Only a number is wanted here: the number of lines of the data that include "Mortgage".

# ENTRIES SHOWN start

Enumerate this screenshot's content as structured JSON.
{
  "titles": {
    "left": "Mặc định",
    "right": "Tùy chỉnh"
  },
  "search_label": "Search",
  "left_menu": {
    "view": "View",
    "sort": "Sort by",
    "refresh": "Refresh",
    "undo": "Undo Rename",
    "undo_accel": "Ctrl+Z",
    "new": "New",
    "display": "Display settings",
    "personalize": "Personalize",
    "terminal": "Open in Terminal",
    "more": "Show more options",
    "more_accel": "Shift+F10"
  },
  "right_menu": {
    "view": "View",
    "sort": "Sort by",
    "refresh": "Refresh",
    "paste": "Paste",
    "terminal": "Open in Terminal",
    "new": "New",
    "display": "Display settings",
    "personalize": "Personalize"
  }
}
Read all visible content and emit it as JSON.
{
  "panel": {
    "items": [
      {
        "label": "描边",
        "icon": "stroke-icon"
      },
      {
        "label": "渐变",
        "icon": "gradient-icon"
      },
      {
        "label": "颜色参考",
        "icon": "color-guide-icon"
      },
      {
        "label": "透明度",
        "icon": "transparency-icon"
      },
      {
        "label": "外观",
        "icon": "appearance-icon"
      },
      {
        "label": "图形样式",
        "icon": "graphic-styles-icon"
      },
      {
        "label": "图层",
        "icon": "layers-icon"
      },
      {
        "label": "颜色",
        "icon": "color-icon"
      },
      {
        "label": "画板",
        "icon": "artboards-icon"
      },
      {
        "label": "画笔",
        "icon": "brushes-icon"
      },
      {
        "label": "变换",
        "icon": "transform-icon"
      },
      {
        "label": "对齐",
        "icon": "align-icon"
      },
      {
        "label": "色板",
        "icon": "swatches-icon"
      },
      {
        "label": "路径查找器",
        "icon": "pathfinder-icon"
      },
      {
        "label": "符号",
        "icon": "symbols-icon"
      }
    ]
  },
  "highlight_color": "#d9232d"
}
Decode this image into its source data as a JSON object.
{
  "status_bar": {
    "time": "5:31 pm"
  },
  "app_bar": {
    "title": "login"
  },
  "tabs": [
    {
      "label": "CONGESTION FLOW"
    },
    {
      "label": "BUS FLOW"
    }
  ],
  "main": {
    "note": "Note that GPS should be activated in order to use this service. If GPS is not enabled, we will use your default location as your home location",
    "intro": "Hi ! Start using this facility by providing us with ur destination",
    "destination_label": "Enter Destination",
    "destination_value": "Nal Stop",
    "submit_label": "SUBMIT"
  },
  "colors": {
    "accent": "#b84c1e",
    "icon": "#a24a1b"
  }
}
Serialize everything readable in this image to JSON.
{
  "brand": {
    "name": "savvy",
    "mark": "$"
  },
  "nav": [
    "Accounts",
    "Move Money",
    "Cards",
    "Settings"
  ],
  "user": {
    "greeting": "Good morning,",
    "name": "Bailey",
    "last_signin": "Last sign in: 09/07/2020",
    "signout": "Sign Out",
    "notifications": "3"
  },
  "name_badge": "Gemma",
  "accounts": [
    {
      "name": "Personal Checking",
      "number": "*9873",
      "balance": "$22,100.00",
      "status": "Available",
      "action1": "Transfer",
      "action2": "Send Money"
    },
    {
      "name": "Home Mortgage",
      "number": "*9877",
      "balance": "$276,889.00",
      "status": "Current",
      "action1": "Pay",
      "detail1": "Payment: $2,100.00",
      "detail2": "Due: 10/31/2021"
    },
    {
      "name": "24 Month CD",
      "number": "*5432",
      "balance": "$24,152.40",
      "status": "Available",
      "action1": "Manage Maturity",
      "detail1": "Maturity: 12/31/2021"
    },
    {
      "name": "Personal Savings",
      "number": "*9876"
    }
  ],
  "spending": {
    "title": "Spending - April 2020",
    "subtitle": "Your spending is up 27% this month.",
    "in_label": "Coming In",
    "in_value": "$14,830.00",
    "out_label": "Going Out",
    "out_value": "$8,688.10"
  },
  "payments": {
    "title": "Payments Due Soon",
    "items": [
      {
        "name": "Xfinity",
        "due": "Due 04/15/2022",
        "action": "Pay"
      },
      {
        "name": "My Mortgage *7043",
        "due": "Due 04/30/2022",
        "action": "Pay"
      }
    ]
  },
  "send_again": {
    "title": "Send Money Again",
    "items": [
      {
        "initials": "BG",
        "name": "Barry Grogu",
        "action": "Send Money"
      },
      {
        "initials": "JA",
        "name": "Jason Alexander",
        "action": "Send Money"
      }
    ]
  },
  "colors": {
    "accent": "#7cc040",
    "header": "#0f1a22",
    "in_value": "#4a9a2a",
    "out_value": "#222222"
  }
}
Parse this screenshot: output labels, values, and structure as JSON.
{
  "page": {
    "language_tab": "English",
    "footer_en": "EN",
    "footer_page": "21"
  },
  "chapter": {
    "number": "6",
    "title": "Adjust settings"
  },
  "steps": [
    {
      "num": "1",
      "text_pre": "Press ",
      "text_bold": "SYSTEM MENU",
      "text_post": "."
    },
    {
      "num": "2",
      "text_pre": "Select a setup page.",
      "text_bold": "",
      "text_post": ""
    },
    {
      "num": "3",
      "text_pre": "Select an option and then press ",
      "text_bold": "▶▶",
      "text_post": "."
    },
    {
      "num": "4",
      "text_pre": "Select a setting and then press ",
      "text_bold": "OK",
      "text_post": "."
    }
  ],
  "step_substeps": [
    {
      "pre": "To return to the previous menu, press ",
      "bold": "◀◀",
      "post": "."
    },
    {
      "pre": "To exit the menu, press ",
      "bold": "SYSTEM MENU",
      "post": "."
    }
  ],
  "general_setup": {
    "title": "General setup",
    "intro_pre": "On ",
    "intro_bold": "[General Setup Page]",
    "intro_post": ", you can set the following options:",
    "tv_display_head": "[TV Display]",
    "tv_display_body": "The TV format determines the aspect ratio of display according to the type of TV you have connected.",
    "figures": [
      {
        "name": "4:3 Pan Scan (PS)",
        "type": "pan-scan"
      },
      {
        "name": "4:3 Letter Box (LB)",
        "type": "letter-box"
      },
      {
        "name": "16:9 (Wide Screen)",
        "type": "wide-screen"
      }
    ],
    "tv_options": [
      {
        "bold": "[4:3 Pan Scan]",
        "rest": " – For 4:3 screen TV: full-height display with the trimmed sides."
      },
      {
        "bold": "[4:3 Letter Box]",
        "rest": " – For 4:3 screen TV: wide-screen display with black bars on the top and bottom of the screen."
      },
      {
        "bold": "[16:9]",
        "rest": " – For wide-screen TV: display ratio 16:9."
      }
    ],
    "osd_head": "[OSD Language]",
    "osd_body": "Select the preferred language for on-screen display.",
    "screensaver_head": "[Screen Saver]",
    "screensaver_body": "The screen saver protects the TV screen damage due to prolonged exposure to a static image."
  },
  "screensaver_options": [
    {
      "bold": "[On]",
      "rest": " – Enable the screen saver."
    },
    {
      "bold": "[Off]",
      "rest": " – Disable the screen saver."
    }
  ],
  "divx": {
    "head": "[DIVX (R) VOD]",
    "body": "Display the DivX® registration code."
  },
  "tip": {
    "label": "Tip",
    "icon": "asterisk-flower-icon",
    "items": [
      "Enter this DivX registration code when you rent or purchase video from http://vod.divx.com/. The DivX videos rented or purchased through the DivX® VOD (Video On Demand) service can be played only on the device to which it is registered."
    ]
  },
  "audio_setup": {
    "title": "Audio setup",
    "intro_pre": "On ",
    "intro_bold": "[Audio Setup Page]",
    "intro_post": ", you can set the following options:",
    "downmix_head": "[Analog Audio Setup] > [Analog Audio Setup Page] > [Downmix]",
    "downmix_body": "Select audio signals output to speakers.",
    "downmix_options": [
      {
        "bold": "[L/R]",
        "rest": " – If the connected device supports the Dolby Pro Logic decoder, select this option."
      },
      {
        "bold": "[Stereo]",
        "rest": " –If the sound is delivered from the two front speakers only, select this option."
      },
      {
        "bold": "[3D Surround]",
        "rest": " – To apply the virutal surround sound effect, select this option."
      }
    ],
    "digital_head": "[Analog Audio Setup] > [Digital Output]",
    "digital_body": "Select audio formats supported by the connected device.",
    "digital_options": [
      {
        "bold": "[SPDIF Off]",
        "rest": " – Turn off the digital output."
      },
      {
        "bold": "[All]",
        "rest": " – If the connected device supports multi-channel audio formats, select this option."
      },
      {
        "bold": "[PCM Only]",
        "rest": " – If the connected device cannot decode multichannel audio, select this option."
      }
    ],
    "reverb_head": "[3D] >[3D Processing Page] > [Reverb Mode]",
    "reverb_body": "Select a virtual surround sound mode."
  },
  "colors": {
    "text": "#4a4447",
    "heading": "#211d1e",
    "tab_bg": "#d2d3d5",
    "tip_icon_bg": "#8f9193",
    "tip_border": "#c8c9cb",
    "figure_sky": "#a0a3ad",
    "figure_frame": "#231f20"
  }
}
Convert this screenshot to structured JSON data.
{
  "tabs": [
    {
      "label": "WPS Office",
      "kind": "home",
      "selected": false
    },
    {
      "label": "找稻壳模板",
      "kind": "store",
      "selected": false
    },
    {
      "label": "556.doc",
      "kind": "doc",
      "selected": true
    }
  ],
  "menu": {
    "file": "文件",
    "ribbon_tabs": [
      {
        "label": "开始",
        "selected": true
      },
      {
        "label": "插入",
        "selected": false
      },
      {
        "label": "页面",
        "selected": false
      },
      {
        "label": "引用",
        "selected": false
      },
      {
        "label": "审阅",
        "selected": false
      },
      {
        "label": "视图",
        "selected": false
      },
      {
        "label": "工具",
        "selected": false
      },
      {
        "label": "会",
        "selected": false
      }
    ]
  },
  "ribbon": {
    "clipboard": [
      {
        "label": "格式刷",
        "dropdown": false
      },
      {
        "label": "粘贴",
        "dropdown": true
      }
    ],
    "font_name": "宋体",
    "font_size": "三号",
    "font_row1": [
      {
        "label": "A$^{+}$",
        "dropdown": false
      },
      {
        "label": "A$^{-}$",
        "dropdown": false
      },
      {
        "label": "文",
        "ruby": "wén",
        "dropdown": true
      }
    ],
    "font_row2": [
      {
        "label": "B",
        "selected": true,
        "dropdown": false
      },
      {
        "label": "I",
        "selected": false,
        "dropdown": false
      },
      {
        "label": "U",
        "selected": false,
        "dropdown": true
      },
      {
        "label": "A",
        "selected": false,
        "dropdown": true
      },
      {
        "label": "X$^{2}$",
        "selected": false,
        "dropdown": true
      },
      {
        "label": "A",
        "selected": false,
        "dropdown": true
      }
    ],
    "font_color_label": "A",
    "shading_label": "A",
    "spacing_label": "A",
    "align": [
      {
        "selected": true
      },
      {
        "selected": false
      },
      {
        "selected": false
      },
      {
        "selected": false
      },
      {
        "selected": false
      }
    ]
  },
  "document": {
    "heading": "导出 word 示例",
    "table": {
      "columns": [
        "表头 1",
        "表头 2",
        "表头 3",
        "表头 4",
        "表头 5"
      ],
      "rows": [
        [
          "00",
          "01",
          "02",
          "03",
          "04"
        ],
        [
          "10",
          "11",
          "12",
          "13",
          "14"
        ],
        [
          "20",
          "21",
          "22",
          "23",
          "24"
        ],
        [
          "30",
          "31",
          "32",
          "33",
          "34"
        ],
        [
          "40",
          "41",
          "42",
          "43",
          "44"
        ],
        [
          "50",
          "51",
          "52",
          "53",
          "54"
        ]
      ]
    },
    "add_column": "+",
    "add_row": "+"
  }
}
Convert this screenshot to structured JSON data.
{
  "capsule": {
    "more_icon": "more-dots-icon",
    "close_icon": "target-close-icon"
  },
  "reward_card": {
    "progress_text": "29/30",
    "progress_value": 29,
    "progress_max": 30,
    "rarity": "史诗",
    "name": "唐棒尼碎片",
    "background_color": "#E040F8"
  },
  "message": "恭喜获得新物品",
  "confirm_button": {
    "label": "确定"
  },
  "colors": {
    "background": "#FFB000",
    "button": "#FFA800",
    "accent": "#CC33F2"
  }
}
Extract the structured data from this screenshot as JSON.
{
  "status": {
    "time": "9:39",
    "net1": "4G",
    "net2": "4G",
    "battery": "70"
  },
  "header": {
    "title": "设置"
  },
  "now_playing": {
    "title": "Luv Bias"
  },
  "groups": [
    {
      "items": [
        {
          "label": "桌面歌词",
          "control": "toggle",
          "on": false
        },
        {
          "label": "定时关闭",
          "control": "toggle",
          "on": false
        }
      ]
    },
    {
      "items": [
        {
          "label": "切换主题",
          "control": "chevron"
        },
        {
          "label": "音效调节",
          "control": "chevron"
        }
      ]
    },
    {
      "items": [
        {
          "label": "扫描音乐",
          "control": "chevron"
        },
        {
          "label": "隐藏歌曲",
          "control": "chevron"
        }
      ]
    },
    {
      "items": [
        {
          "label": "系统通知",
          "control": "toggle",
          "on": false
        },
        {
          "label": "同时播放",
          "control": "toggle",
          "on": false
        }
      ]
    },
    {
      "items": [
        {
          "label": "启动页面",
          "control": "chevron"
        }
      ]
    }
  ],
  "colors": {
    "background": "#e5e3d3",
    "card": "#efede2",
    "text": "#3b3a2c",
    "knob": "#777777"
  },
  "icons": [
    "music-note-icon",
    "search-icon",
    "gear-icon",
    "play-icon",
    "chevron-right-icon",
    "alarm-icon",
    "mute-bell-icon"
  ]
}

# ENTRIES SHOWN end

_RESULT BELOW_
2